Task description: Extract the data exactly, missing nothing.

Collected data entries:
§
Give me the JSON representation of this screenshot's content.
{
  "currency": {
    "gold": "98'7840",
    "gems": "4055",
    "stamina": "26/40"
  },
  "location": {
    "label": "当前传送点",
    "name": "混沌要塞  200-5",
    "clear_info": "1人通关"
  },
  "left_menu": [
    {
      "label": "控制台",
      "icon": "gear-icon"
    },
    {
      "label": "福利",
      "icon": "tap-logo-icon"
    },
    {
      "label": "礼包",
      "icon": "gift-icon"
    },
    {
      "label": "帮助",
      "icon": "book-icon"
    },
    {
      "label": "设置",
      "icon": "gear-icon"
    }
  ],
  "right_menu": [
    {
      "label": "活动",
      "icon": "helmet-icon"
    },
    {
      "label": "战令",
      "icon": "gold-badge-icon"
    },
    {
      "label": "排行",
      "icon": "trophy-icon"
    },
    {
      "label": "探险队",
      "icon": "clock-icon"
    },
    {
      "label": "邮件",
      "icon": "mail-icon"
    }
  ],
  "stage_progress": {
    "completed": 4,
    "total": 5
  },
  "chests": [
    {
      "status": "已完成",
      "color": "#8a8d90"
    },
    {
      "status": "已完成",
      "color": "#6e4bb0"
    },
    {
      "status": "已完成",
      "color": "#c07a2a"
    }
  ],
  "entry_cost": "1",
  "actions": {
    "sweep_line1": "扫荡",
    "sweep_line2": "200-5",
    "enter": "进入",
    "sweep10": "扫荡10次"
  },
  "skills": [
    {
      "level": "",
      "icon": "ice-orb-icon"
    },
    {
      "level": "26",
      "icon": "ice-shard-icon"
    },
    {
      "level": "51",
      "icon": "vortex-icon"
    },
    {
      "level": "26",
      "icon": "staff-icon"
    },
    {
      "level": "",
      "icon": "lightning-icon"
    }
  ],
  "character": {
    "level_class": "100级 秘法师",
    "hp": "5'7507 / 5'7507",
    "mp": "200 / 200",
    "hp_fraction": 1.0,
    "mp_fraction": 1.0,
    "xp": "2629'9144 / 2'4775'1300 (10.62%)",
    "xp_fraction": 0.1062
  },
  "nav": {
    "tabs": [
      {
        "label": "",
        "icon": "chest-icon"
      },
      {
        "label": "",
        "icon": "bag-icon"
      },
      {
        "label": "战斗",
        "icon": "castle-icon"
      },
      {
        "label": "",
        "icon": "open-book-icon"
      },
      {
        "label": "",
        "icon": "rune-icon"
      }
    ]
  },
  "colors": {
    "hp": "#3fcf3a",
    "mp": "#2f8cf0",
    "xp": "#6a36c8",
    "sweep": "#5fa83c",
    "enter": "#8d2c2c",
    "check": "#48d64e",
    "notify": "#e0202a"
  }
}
§
The completed task:
Give me the JSON representation of this screenshot's content.
{
  "currency": {
    "gold": "98'7840",
    "gems": "4055",
    "stamina": "26/40"
  },
  "location": {
    "label": "当前传送点",
    "name": "混沌要塞  200-5",
    "clear_info": "1人通关"
  },
  "left_menu": [
    {
      "label": "控制台",
      "icon": "gear-icon"
    },
    {
      "label": "福利",
      "icon": "tap-logo-icon"
    },
    {
      "label": "礼包",
      "icon": "gift-icon"
    },
    {
      "label": "帮助",
      "icon": "book-icon"
    },
    {
      "label": "设置",
      "icon": "gear-icon"
    }
  ],
  "right_menu": [
    {
      "label": "活动",
      "icon": "helmet-icon"
    },
    {
      "label": "战令",
      "icon": "gold-badge-icon"
    },
    {
      "label": "排行",
      "icon": "trophy-icon"
    },
    {
      "label": "探险队",
      "icon": "clock-icon"
    },
    {
      "label": "邮件",
      "icon": "mail-icon"
    }
  ],
  "stage_progress": {
    "completed": 4,
    "total": 5
  },
  "chests": [
    {
      "status": "已完成",
      "color": "#8a8d90"
    },
    {
      "status": "已完成",
      "color": "#6e4bb0"
    },
    {
      "status": "已完成",
      "color": "#c07a2a"
    }
  ],
  "entry_cost": "1",
  "actions": {
    "sweep_line1": "扫荡",
    "sweep_line2": "200-5",
    "enter": "进入",
    "sweep10": "扫荡10次"
  },
  "skills": [
    {
      "level": "",
      "icon": "ice-orb-icon"
    },
    {
      "level": "26",
      "icon": "ice-shard-icon"
    },
    {
      "level": "51",
      "icon": "vortex-icon"
    },
    {
      "level": "26",
      "icon": "staff-icon"
    },
    {
      "level": "",
      "icon": "lightning-icon"
    }
  ],
  "character": {
    "level_class": "100级 秘法师",
    "hp": "5'7507 / 5'7507",
    "mp": "200 / 200",
    "hp_fraction": 1.0,
    "mp_fraction": 1.0,
    "xp": "2629'9144 / 2'4775'1300 (10.62%)",
    "xp_fraction": 0.1062
  },
  "nav": {
    "tabs": [
      {
        "label": "",
        "icon": "chest-icon"
      },
      {
        "label": "",
        "icon": "bag-icon"
      },
      {
        "label": "战斗",
        "icon": "castle-icon"
      },
      {
        "label": "",
        "icon": "open-book-icon"
      },
      {
        "label": "",
        "icon": "rune-icon"
      }
    ]
  },
  "colors": {
    "hp": "#3fcf3a",
    "mp": "#2f8cf0",
    "xp": "#6a36c8",
    "sweep": "#5fa83c",
    "enter": "#8d2c2c",
    "check": "#48d64e",
    "notify": "#e0202a"
  }
}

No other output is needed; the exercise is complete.